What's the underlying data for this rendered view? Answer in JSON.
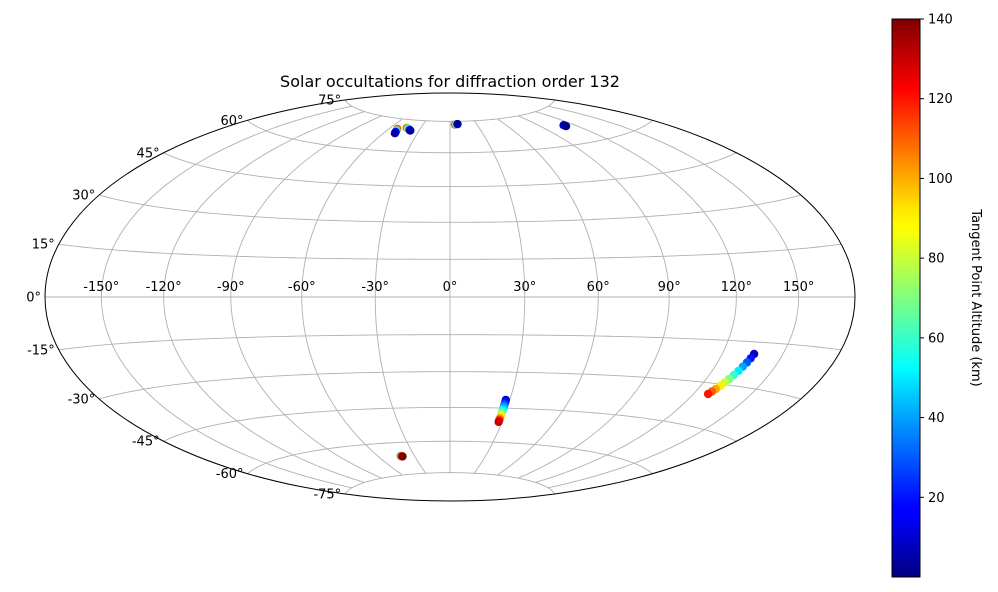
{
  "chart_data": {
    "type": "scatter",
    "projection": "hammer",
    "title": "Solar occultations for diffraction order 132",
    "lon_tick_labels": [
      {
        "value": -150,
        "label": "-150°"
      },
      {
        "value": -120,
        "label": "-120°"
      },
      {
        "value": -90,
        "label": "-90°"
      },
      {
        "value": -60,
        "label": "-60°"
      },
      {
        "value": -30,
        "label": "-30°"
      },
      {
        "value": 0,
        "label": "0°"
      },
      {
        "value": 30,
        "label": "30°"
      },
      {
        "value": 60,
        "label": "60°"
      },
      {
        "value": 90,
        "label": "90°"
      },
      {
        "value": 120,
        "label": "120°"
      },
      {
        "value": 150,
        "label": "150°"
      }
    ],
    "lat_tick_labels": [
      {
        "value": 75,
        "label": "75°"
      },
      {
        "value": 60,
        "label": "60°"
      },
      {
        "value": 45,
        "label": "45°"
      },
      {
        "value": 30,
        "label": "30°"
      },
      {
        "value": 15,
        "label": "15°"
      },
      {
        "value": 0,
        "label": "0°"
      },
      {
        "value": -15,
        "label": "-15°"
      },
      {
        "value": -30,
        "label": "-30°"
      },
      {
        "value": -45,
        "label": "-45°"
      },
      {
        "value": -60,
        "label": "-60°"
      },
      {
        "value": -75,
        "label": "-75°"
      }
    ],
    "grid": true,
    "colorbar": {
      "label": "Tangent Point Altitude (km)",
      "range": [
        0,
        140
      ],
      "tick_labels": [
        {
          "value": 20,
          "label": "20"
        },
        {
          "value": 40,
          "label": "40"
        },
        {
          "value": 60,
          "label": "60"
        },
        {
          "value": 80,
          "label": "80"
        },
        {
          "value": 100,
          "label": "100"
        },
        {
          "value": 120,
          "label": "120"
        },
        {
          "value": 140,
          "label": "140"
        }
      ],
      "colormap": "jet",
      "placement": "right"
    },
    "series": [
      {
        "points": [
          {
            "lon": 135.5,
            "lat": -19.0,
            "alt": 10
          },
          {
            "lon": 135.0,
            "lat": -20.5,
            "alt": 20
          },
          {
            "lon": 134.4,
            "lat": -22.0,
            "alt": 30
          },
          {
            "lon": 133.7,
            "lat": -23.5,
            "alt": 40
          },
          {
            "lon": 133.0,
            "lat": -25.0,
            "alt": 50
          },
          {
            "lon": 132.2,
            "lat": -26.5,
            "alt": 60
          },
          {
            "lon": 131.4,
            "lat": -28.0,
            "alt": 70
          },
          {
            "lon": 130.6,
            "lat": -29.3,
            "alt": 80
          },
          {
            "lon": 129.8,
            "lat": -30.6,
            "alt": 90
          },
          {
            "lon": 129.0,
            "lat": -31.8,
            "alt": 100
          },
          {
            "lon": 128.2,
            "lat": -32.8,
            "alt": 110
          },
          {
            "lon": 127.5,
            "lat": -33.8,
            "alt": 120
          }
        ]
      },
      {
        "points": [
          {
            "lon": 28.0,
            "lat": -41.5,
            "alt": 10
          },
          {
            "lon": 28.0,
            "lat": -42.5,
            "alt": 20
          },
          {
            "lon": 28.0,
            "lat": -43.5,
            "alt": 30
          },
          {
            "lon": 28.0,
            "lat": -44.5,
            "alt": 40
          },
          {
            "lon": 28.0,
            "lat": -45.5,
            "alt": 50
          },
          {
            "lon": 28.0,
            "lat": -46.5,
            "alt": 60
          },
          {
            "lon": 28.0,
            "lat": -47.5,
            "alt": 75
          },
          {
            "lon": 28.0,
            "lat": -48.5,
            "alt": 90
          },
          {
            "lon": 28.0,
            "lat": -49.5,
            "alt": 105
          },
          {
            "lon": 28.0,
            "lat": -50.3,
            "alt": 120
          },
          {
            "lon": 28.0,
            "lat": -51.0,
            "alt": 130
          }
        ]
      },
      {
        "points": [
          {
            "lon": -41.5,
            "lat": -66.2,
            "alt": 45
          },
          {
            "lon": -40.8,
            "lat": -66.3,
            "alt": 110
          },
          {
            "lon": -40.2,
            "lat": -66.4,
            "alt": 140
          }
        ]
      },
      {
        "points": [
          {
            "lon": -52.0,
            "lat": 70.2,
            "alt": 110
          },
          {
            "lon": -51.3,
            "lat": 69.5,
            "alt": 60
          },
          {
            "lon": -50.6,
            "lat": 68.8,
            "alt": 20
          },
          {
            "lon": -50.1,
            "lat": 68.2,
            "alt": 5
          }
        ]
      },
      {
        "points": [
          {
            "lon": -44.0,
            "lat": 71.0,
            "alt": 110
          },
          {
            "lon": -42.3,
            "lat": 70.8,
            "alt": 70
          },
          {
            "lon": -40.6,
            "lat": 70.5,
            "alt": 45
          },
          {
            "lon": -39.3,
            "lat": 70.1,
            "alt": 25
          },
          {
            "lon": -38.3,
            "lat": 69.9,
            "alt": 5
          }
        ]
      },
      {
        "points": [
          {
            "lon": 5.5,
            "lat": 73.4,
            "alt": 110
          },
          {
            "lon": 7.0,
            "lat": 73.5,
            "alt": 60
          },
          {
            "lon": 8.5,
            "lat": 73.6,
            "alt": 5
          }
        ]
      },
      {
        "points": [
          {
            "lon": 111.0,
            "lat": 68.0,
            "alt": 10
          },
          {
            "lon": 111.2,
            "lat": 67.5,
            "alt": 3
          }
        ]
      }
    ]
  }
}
:::::
_YOUR GOAL_
Repeat verbatim all the material, but not the pictures.

_SOLVED PROBLEM_
What's the underlying data for this rendered view? Answer in JSON.
{
  "chart_data": {
    "type": "scatter",
    "projection": "hammer",
    "title": "Solar occultations for diffraction order 132",
    "lon_tick_labels": [
      {
        "value": -150,
        "label": "-150°"
      },
      {
        "value": -120,
        "label": "-120°"
      },
      {
        "value": -90,
        "label": "-90°"
      },
      {
        "value": -60,
        "label": "-60°"
      },
      {
        "value": -30,
        "label": "-30°"
      },
      {
        "value": 0,
        "label": "0°"
      },
      {
        "value": 30,
        "label": "30°"
      },
      {
        "value": 60,
        "label": "60°"
      },
      {
        "value": 90,
        "label": "90°"
      },
      {
        "value": 120,
        "label": "120°"
      },
      {
        "value": 150,
        "label": "150°"
      }
    ],
    "lat_tick_labels": [
      {
        "value": 75,
        "label": "75°"
      },
      {
        "value": 60,
        "label": "60°"
      },
      {
        "value": 45,
        "label": "45°"
      },
      {
        "value": 30,
        "label": "30°"
      },
      {
        "value": 15,
        "label": "15°"
      },
      {
        "value": 0,
        "label": "0°"
      },
      {
        "value": -15,
        "label": "-15°"
      },
      {
        "value": -30,
        "label": "-30°"
      },
      {
        "value": -45,
        "label": "-45°"
      },
      {
        "value": -60,
        "label": "-60°"
      },
      {
        "value": -75,
        "label": "-75°"
      }
    ],
    "grid": true,
    "colorbar": {
      "label": "Tangent Point Altitude (km)",
      "range": [
        0,
        140
      ],
      "tick_labels": [
        {
          "value": 20,
          "label": "20"
        },
        {
          "value": 40,
          "label": "40"
        },
        {
          "value": 60,
          "label": "60"
        },
        {
          "value": 80,
          "label": "80"
        },
        {
          "value": 100,
          "label": "100"
        },
        {
          "value": 120,
          "label": "120"
        },
        {
          "value": 140,
          "label": "140"
        }
      ],
      "colormap": "jet",
      "placement": "right"
    },
    "series": [
      {
        "points": [
          {
            "lon": 135.5,
            "lat": -19.0,
            "alt": 10
          },
          {
            "lon": 135.0,
            "lat": -20.5,
            "alt": 20
          },
          {
            "lon": 134.4,
            "lat": -22.0,
            "alt": 30
          },
          {
            "lon": 133.7,
            "lat": -23.5,
            "alt": 40
          },
          {
            "lon": 133.0,
            "lat": -25.0,
            "alt": 50
          },
          {
            "lon": 132.2,
            "lat": -26.5,
            "alt": 60
          },
          {
            "lon": 131.4,
            "lat": -28.0,
            "alt": 70
          },
          {
            "lon": 130.6,
            "lat": -29.3,
            "alt": 80
          },
          {
            "lon": 129.8,
            "lat": -30.6,
            "alt": 90
          },
          {
            "lon": 129.0,
            "lat": -31.8,
            "alt": 100
          },
          {
            "lon": 128.2,
            "lat": -32.8,
            "alt": 110
          },
          {
            "lon": 127.5,
            "lat": -33.8,
            "alt": 120
          }
        ]
      },
      {
        "points": [
          {
            "lon": 28.0,
            "lat": -41.5,
            "alt": 10
          },
          {
            "lon": 28.0,
            "lat": -42.5,
            "alt": 20
          },
          {
            "lon": 28.0,
            "lat": -43.5,
            "alt": 30
          },
          {
            "lon": 28.0,
            "lat": -44.5,
            "alt": 40
          },
          {
            "lon": 28.0,
            "lat": -45.5,
            "alt": 50
          },
          {
            "lon": 28.0,
            "lat": -46.5,
            "alt": 60
          },
          {
            "lon": 28.0,
            "lat": -47.5,
            "alt": 75
          },
          {
            "lon": 28.0,
            "lat": -48.5,
            "alt": 90
          },
          {
            "lon": 28.0,
            "lat": -49.5,
            "alt": 105
          },
          {
            "lon": 28.0,
            "lat": -50.3,
            "alt": 120
          },
          {
            "lon": 28.0,
            "lat": -51.0,
            "alt": 130
          }
        ]
      },
      {
        "points": [
          {
            "lon": -41.5,
            "lat": -66.2,
            "alt": 45
          },
          {
            "lon": -40.8,
            "lat": -66.3,
            "alt": 110
          },
          {
            "lon": -40.2,
            "lat": -66.4,
            "alt": 140
          }
        ]
      },
      {
        "points": [
          {
            "lon": -52.0,
            "lat": 70.2,
            "alt": 110
          },
          {
            "lon": -51.3,
            "lat": 69.5,
            "alt": 60
          },
          {
            "lon": -50.6,
            "lat": 68.8,
            "alt": 20
          },
          {
            "lon": -50.1,
            "lat": 68.2,
            "alt": 5
          }
        ]
      },
      {
        "points": [
          {
            "lon": -44.0,
            "lat": 71.0,
            "alt": 110
          },
          {
            "lon": -42.3,
            "lat": 70.8,
            "alt": 70
          },
          {
            "lon": -40.6,
            "lat": 70.5,
            "alt": 45
          },
          {
            "lon": -39.3,
            "lat": 70.1,
            "alt": 25
          },
          {
            "lon": -38.3,
            "lat": 69.9,
            "alt": 5
          }
        ]
      },
      {
        "points": [
          {
            "lon": 5.5,
            "lat": 73.4,
            "alt": 110
          },
          {
            "lon": 7.0,
            "lat": 73.5,
            "alt": 60
          },
          {
            "lon": 8.5,
            "lat": 73.6,
            "alt": 5
          }
        ]
      },
      {
        "points": [
          {
            "lon": 111.0,
            "lat": 68.0,
            "alt": 10
          },
          {
            "lon": 111.2,
            "lat": 67.5,
            "alt": 3
          }
        ]
      }
    ]
  }
}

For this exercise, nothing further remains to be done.